Start of Provided passage
The Nutcracker is a magical ballet about a little girl, Clara, whose family hosts a Christmas party. Throughout the ballet, toys, snowflakes, sweets and flowers come to life. Clara receives princess treatment as they guide her out of her 1800’s home somewhere in Europe and through enchanted lands.
The ballet begins with the Party, during which children and their parents gather, and during which in the recently revised Carolina Ballet version, Herr Drosselmeyer (Marin Boieru) performs magic. Prior to the revision, Drosselmeyer was already a magical sort of guy who brought outrageous gifts and entertainment for the children. Originally though, his attention was directed toward the children, so we could see the reactions of awe when he made a life-size doll dance by itself. In the updated Carolina Ballet version, the mediocre and sometimes awkward magic tricks seem directed toward the theater audience rather than the costumed party-goers. The tricks left me wondering “why” more than “how.”
The dancing and acting during this scene, a large part of which was performed by local children, was well done, light and festive. The multicolored dresses were given to motion with ruffled petticoats as the children galloped among the adults. There were more remarkable children in the Scene that followed, where the Nutcracker Prince battles the Rat King along with armies of toy soldiers and mice.
After the battle scene is one of the most beautiful and climactic pieces of music in the ballet. Instead of the pas de deux that most often accompanies this music, the Northwind (Richard Krusch) blows into Clara’s room and takes her to the Land of Snow. Krusch danced briefly and intermittently but mostly whipped his cape while Clara’s bed moved about the stage in a very anti-climactic way.
Once in the Land of Snow, the Snowflakes danced in beautiful icy colored tutus against a breathtaking snowy landscape. Artistic director and choreographer Robert Weiss’s Snow is some of his best work, and another example of his ability to create changing complex designs that unfold simply. Individual dancers moved as softly as a snow flake, but as a group they gained the intensity of a snow storm. The Snowflakes weren’t in perfect unison on opening night. The music is fast, maybe too fast for some. Richard Krusch as the Northwind joined the them and gave a sensational performance. His leaping turns were like second nature and his jumps captured what must be some concept of physics that allowed him to hang in the air for a moment before returning to the ground.
The Land of the Sweets was bursting with excitement and character. The short dances are like sprints, packed with non-stop, seemingly impossible jumps. As Tea, Sokvannara Sar and Nikolai Smirnov leap frogged over each other; as Candy Canes, Eugene C. Barnes, Oliver Beres and Richard Krusch performed high Russian jumps with legs stretched beyond 180 degrees. Cecilia Iliesiu’s Coffee dance was a demonstration of what makes ballet unique as an athletic activity. Her balance of strength and suppleness allowed her confident grace that enthralled throughout the slightly longer than most Sweets dance.
End of Provided passage
Start of Data extracts
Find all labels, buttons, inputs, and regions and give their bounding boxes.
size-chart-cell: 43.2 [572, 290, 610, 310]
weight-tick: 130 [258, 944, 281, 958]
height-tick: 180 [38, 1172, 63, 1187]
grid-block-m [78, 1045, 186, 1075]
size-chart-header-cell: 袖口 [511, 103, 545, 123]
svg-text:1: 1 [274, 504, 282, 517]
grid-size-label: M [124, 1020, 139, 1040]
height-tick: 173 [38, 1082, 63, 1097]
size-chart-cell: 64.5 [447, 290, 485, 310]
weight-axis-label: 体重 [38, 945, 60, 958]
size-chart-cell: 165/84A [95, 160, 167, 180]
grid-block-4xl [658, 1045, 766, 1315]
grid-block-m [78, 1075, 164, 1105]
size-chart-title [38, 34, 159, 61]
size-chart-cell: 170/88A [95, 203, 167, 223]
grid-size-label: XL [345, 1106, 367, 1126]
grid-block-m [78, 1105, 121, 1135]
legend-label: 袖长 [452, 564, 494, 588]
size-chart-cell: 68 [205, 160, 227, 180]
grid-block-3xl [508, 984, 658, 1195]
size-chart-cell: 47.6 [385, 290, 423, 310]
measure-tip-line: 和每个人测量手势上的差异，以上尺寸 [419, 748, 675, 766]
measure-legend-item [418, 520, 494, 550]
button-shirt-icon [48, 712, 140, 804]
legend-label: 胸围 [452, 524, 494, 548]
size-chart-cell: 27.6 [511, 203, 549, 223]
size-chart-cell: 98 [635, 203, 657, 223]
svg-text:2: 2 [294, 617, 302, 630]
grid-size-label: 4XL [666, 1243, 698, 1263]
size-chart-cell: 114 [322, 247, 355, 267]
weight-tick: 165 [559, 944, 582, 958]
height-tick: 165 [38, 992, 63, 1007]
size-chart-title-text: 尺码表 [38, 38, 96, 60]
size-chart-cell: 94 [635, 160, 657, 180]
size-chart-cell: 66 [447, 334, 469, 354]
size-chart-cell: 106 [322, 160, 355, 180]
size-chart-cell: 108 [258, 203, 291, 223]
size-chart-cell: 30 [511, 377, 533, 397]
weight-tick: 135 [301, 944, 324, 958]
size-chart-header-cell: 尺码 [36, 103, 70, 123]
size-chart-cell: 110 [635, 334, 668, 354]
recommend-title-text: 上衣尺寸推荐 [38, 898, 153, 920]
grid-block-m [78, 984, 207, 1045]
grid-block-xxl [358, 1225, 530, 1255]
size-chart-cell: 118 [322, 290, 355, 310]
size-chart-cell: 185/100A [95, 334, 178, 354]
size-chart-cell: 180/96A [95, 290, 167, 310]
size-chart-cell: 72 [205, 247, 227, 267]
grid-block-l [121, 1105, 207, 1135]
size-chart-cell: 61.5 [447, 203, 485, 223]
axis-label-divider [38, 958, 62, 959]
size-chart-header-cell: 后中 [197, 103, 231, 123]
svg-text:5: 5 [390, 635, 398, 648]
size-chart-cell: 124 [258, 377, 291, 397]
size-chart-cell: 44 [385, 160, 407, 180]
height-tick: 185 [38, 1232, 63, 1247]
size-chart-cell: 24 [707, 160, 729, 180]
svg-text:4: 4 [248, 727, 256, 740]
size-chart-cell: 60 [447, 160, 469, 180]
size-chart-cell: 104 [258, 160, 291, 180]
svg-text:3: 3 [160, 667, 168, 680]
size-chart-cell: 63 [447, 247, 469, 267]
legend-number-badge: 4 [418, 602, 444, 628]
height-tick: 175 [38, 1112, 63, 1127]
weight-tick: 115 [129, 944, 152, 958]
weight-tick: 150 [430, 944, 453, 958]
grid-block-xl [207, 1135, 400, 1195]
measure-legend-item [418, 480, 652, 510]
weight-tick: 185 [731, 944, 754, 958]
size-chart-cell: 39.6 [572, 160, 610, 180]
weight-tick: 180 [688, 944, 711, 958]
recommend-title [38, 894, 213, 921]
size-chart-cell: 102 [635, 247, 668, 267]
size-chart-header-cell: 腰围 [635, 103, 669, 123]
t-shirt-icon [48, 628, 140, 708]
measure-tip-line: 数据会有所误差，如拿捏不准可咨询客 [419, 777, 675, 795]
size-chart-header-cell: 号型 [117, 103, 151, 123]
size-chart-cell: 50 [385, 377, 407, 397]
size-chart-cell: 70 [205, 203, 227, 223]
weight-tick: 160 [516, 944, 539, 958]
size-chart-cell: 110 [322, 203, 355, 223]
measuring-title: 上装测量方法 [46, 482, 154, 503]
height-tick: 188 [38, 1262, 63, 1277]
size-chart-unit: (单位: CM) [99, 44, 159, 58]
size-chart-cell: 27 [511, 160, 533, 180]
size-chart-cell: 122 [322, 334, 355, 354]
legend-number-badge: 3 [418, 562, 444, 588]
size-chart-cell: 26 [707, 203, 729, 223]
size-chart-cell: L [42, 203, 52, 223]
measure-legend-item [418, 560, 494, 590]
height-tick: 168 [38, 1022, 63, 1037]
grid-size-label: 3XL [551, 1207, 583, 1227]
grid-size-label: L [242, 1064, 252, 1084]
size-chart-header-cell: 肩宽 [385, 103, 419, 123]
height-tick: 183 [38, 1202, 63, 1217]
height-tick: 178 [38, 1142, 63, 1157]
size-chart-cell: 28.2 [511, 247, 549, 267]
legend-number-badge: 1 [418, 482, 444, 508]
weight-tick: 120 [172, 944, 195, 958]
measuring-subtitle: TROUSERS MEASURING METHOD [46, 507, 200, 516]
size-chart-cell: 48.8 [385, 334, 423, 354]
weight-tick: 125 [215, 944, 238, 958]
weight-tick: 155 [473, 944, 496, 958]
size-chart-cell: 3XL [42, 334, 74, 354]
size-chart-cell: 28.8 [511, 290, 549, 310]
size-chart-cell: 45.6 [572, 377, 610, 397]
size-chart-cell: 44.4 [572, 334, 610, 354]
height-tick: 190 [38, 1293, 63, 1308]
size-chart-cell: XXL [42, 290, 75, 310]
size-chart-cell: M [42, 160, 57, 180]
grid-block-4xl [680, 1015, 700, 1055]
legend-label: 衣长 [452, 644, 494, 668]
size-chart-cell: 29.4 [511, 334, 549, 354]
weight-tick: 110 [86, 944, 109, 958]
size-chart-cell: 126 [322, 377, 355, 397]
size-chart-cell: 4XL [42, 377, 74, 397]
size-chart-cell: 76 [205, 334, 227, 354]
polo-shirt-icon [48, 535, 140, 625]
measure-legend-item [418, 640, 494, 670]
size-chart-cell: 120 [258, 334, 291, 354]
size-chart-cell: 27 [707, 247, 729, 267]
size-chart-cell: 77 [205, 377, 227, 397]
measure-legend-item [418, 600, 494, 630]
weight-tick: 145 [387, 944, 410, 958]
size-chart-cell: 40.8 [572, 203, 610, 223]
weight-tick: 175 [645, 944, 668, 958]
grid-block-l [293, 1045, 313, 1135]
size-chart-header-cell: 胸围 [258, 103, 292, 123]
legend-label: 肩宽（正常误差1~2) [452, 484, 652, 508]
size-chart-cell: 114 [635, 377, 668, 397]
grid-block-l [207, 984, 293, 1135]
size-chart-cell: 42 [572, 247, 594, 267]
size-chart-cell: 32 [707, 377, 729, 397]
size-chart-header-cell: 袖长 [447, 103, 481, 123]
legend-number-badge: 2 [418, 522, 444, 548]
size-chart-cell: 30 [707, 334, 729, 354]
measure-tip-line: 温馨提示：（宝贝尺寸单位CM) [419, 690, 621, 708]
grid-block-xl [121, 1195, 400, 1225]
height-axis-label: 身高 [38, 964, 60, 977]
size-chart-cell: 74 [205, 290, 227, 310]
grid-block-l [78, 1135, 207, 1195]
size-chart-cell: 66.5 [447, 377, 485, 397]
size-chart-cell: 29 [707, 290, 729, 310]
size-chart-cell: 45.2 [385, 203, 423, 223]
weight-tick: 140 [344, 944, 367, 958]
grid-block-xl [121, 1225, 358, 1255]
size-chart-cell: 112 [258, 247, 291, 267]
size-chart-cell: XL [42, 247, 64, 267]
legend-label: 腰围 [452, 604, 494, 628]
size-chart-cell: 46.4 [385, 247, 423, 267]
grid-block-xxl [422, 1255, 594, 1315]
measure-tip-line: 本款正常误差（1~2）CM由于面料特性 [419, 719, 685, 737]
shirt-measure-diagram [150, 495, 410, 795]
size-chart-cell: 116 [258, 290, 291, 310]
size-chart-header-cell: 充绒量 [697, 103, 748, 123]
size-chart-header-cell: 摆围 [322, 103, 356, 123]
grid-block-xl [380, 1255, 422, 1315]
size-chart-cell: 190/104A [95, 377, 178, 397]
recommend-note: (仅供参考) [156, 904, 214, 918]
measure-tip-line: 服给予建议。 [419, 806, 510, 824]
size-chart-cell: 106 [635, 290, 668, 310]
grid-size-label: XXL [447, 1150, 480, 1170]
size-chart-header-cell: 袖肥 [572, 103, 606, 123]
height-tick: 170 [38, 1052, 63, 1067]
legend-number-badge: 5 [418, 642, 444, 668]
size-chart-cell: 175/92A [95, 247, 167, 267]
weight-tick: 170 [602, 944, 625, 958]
End of Data extracts
__Exercises to complete__:
1. In the Nutcracker review, reproduce verbatim the passage from "The Land of the" up to and including "most Sweets dance.".
2. Name every dancer the Nutcracker review identifies by name, each listed once.
The records were drawn from a separate source unrelated to the Nutcracker review.

__Answers below__:
1.
The Land of the Sweets was bursting with excitement and character. The short dances are like sprints, packed with non-stop, seemingly impossible jumps. As Tea, Sokvannara Sar and Nikolai Smirnov leap frogged over each other; as Candy Canes, Eugene C. Barnes, Oliver Beres and Richard Krusch performed high Russian jumps with legs stretched beyond 180 degrees. Cecilia Iliesiu’s Coffee dance was a demonstration of what makes ballet unique as an athletic activity. Her balance of strength and suppleness allowed her confident grace that enthralled throughout the slightly longer than most Sweets dance.

2.
Marin Boieru
Richard Krusch
Sokvannara Sar
Nikolai Smirnov
Eugene C. Barnes
Oliver Beres
Cecilia Iliesiu